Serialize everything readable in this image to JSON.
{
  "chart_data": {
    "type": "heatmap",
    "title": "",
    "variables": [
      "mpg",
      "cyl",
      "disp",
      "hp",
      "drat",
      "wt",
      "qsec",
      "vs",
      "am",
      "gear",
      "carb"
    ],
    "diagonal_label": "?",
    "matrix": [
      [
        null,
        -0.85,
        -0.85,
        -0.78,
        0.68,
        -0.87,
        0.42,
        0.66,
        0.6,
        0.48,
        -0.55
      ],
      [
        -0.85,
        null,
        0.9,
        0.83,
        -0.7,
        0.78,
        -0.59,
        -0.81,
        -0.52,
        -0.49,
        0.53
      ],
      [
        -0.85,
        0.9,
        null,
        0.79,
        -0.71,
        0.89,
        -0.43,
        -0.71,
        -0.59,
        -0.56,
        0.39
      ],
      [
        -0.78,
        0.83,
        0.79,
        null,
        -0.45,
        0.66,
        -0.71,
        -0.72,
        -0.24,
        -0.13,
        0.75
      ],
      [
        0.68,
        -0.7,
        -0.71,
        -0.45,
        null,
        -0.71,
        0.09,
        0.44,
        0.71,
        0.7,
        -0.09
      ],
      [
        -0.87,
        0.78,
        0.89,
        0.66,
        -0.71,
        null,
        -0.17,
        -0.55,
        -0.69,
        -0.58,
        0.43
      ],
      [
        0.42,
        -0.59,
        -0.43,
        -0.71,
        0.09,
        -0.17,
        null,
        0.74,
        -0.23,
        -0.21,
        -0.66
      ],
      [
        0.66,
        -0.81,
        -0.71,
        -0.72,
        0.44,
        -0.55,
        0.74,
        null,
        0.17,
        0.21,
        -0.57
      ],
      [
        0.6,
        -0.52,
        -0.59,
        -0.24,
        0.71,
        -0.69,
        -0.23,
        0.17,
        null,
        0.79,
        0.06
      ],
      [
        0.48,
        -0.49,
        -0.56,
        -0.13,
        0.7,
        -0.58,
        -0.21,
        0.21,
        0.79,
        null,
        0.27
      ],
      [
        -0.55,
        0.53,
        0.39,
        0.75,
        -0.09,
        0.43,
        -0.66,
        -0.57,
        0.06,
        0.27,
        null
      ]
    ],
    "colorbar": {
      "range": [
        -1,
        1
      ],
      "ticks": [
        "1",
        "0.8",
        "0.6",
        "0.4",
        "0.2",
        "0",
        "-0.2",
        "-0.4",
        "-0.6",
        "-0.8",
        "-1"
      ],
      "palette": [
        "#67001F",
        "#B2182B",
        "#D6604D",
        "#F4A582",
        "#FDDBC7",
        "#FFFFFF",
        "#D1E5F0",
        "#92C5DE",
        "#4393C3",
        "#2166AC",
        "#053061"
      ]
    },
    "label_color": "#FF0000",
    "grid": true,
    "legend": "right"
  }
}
● ● ●
● GIVEN REQUEST:
Extract each line from the listing above, please, and repeat it exactly.

● REPLY TO THE TASK:
Serialize everything readable in this image to JSON.
{
  "chart_data": {
    "type": "heatmap",
    "title": "",
    "variables": [
      "mpg",
      "cyl",
      "disp",
      "hp",
      "drat",
      "wt",
      "qsec",
      "vs",
      "am",
      "gear",
      "carb"
    ],
    "diagonal_label": "?",
    "matrix": [
      [
        null,
        -0.85,
        -0.85,
        -0.78,
        0.68,
        -0.87,
        0.42,
        0.66,
        0.6,
        0.48,
        -0.55
      ],
      [
        -0.85,
        null,
        0.9,
        0.83,
        -0.7,
        0.78,
        -0.59,
        -0.81,
        -0.52,
        -0.49,
        0.53
      ],
      [
        -0.85,
        0.9,
        null,
        0.79,
        -0.71,
        0.89,
        -0.43,
        -0.71,
        -0.59,
        -0.56,
        0.39
      ],
      [
        -0.78,
        0.83,
        0.79,
        null,
        -0.45,
        0.66,
        -0.71,
        -0.72,
        -0.24,
        -0.13,
        0.75
      ],
      [
        0.68,
        -0.7,
        -0.71,
        -0.45,
        null,
        -0.71,
        0.09,
        0.44,
        0.71,
        0.7,
        -0.09
      ],
      [
        -0.87,
        0.78,
        0.89,
        0.66,
        -0.71,
        null,
        -0.17,
        -0.55,
        -0.69,
        -0.58,
        0.43
      ],
      [
        0.42,
        -0.59,
        -0.43,
        -0.71,
        0.09,
        -0.17,
        null,
        0.74,
        -0.23,
        -0.21,
        -0.66
      ],
      [
        0.66,
        -0.81,
        -0.71,
        -0.72,
        0.44,
        -0.55,
        0.74,
        null,
        0.17,
        0.21,
        -0.57
      ],
      [
        0.6,
        -0.52,
        -0.59,
        -0.24,
        0.71,
        -0.69,
        -0.23,
        0.17,
        null,
        0.79,
        0.06
      ],
      [
        0.48,
        -0.49,
        -0.56,
        -0.13,
        0.7,
        -0.58,
        -0.21,
        0.21,
        0.79,
        null,
        0.27
      ],
      [
        -0.55,
        0.53,
        0.39,
        0.75,
        -0.09,
        0.43,
        -0.66,
        -0.57,
        0.06,
        0.27,
        null
      ]
    ],
    "colorbar": {
      "range": [
        -1,
        1
      ],
      "ticks": [
        "1",
        "0.8",
        "0.6",
        "0.4",
        "0.2",
        "0",
        "-0.2",
        "-0.4",
        "-0.6",
        "-0.8",
        "-1"
      ],
      "palette": [
        "#67001F",
        "#B2182B",
        "#D6604D",
        "#F4A582",
        "#FDDBC7",
        "#FFFFFF",
        "#D1E5F0",
        "#92C5DE",
        "#4393C3",
        "#2166AC",
        "#053061"
      ]
    },
    "label_color": "#FF0000",
    "grid": true,
    "legend": "right"
  }
}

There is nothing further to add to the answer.